SUPPLIED DATA:
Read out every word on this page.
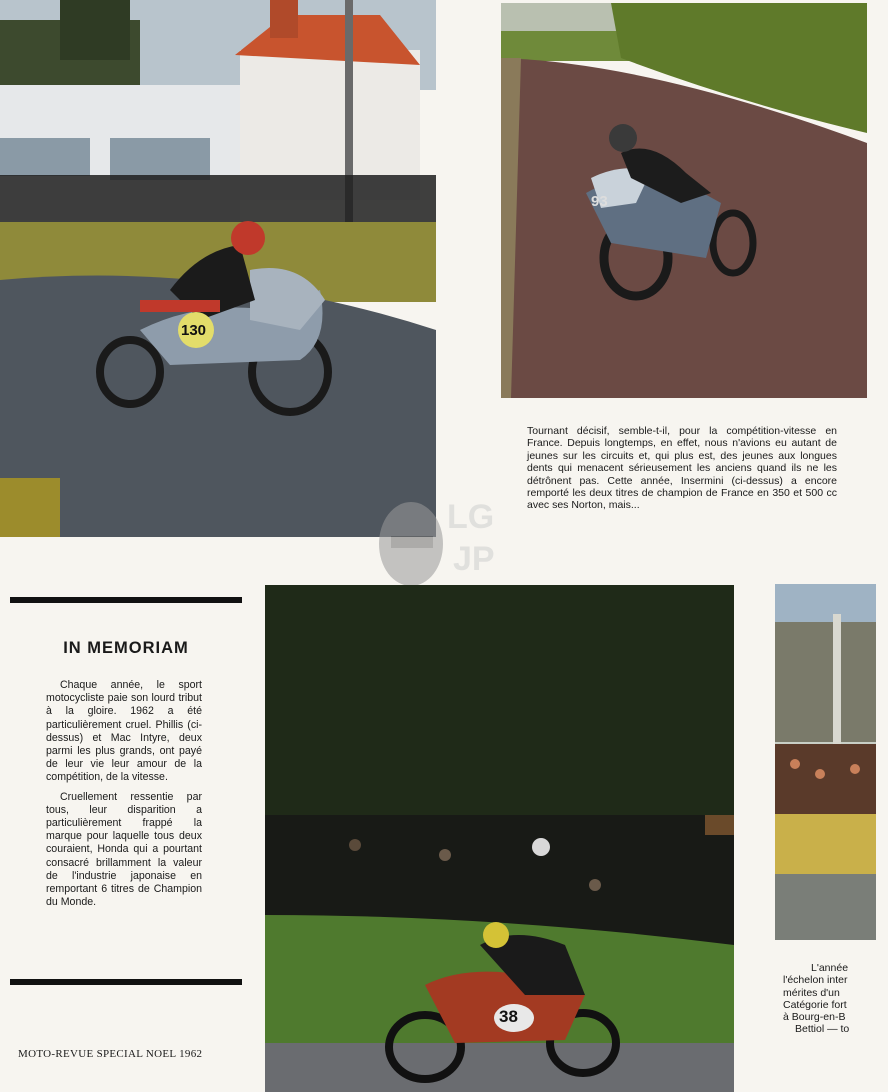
130
93
Tournant décisif, semble-t-il, pour la compétition-vitesse en France. Depuis longtemps, en effet, nous n'avions eu autant de jeunes sur les circuits et, qui plus est, des jeunes aux longues dents qui menacent sérieusement les anciens quand ils ne les détrônent pas. Cette année, Insermini (ci-dessus) a encore remporté les deux titres de champion de France en 350 et 500 cc avec ses Norton, mais...
LG
JP
IN MEMORIAM

Chaque année, le sport motocycliste paie son lourd tribut à la gloire. 1962 a été particulièrement cruel. Phillis (ci-dessus) et Mac Intyre, deux parmi les plus grands, ont payé de leur vie leur amour de la compétition, de la vitesse.

Cruellement ressentie par tous, leur disparition a particulièrement frappé la marque pour laquelle tous deux couraient, Honda qui a pourtant consacré brillamment la valeur de l'industrie japonaise en remportant 6 titres de Champion du Monde.

MOTO-REVUE SPECIAL NOEL 1962
38
L'année
l'échelon inter
mérites d'un
Catégorie fort
à Bourg-en-B
Bettiol — to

AIM OF THE TASK: Count the lines in the records above that hold the word "pour", and give only that number.

CORRECT OUTPUT: 2